Items from a dataset
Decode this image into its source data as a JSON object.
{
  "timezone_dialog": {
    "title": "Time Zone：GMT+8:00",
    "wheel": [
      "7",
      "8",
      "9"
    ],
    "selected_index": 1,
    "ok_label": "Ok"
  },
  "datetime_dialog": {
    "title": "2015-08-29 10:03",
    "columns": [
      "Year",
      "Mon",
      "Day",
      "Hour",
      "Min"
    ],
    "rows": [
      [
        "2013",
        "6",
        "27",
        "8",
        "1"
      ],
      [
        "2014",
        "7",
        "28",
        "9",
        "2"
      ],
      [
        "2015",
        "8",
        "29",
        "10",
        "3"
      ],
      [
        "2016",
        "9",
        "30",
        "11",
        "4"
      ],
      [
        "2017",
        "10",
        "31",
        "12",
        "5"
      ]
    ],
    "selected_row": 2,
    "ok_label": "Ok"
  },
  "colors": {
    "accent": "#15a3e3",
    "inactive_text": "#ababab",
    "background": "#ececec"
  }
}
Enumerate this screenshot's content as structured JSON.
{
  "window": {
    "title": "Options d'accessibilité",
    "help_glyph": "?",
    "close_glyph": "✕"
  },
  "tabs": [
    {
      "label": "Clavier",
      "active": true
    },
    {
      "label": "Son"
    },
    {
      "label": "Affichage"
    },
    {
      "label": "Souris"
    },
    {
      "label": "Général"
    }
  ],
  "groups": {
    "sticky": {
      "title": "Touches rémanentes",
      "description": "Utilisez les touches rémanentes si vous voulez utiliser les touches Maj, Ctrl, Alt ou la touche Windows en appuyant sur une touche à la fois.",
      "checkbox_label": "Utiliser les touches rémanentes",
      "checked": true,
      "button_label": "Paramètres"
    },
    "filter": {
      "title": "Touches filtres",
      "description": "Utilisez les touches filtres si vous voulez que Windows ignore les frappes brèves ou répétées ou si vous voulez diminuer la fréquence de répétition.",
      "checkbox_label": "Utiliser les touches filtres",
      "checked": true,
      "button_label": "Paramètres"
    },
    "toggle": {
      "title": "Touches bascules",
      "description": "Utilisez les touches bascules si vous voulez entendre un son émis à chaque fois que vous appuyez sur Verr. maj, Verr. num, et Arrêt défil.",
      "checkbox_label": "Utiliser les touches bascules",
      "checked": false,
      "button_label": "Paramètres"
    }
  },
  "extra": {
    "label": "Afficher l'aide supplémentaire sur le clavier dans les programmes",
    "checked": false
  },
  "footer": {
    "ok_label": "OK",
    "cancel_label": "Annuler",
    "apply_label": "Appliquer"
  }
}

• [DIRECTION]
Repeat every entry exactly as written above.

• [RESPONSE TO THIS EXERCISE]
Decode this image into its source data as a JSON object.
{
  "timezone_dialog": {
    "title": "Time Zone：GMT+8:00",
    "wheel": [
      "7",
      "8",
      "9"
    ],
    "selected_index": 1,
    "ok_label": "Ok"
  },
  "datetime_dialog": {
    "title": "2015-08-29 10:03",
    "columns": [
      "Year",
      "Mon",
      "Day",
      "Hour",
      "Min"
    ],
    "rows": [
      [
        "2013",
        "6",
        "27",
        "8",
        "1"
      ],
      [
        "2014",
        "7",
        "28",
        "9",
        "2"
      ],
      [
        "2015",
        "8",
        "29",
        "10",
        "3"
      ],
      [
        "2016",
        "9",
        "30",
        "11",
        "4"
      ],
      [
        "2017",
        "10",
        "31",
        "12",
        "5"
      ]
    ],
    "selected_row": 2,
    "ok_label": "Ok"
  },
  "colors": {
    "accent": "#15a3e3",
    "inactive_text": "#ababab",
    "background": "#ececec"
  }
}
Enumerate this screenshot's content as structured JSON.
{
  "window": {
    "title": "Options d'accessibilité",
    "help_glyph": "?",
    "close_glyph": "✕"
  },
  "tabs": [
    {
      "label": "Clavier",
      "active": true
    },
    {
      "label": "Son"
    },
    {
      "label": "Affichage"
    },
    {
      "label": "Souris"
    },
    {
      "label": "Général"
    }
  ],
  "groups": {
    "sticky": {
      "title": "Touches rémanentes",
      "description": "Utilisez les touches rémanentes si vous voulez utiliser les touches Maj, Ctrl, Alt ou la touche Windows en appuyant sur une touche à la fois.",
      "checkbox_label": "Utiliser les touches rémanentes",
      "checked": true,
      "button_label": "Paramètres"
    },
    "filter": {
      "title": "Touches filtres",
      "description": "Utilisez les touches filtres si vous voulez que Windows ignore les frappes brèves ou répétées ou si vous voulez diminuer la fréquence de répétition.",
      "checkbox_label": "Utiliser les touches filtres",
      "checked": true,
      "button_label": "Paramètres"
    },
    "toggle": {
      "title": "Touches bascules",
      "description": "Utilisez les touches bascules si vous voulez entendre un son émis à chaque fois que vous appuyez sur Verr. maj, Verr. num, et Arrêt défil.",
      "checkbox_label": "Utiliser les touches bascules",
      "checked": false,
      "button_label": "Paramètres"
    }
  },
  "extra": {
    "label": "Afficher l'aide supplémentaire sur le clavier dans les programmes",
    "checked": false
  },
  "footer": {
    "ok_label": "OK",
    "cancel_label": "Annuler",
    "apply_label": "Appliquer"
  }
}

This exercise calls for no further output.